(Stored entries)
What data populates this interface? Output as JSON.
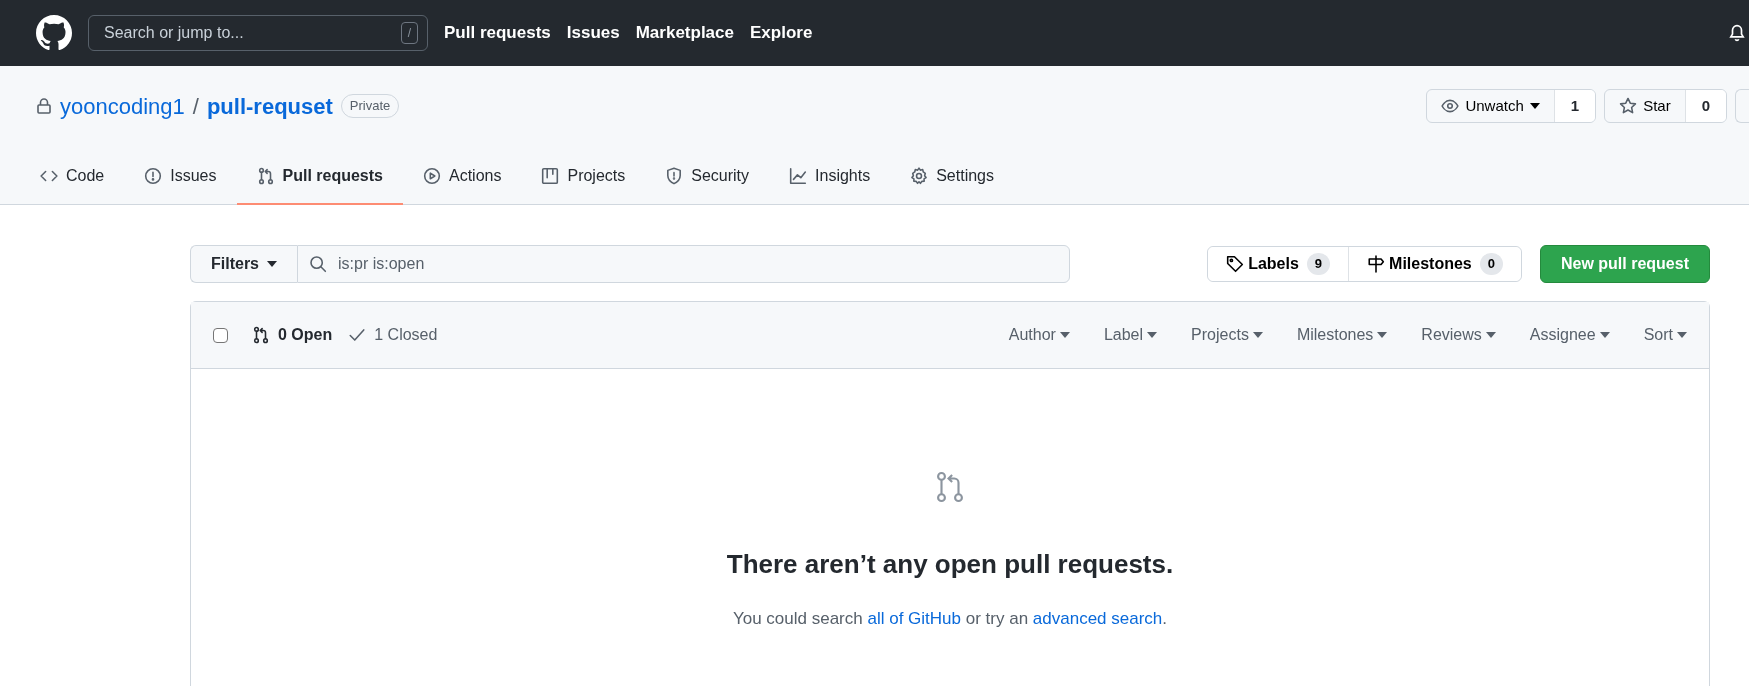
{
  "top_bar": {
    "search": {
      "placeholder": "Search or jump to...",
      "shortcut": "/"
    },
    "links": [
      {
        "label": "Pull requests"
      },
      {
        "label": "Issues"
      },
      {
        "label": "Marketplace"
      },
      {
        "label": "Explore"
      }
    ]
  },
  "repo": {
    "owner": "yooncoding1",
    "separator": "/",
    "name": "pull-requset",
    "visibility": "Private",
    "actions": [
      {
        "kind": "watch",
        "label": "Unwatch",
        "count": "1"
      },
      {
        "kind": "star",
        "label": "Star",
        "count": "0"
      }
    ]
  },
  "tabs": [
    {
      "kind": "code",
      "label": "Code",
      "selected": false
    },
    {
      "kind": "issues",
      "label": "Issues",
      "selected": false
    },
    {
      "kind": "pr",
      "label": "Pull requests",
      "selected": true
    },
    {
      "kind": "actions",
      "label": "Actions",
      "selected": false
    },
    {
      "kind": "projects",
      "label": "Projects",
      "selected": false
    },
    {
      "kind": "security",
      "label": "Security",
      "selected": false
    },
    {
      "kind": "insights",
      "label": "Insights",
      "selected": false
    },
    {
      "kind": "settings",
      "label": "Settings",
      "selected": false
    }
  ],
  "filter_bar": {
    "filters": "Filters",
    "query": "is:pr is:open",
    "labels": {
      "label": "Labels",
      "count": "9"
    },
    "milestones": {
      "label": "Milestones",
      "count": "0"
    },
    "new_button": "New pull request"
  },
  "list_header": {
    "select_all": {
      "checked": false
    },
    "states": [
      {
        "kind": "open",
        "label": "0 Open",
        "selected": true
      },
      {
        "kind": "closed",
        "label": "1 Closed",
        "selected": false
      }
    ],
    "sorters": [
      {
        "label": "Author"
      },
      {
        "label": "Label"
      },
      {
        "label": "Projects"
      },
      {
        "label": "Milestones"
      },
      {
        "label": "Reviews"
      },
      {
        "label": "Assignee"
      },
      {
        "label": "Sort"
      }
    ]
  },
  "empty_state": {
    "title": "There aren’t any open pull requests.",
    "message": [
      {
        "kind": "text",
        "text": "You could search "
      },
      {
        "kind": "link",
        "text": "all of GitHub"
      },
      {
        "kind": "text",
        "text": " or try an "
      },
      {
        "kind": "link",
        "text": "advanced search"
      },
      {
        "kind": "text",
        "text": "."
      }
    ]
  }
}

> [EXERCISE GOAL]
Find each line holding "requests". Copy it out.

> [RESULT]
        "label": "Pull requests"
      "label": "Pull requests",
    "title": "There aren’t any open pull requests.",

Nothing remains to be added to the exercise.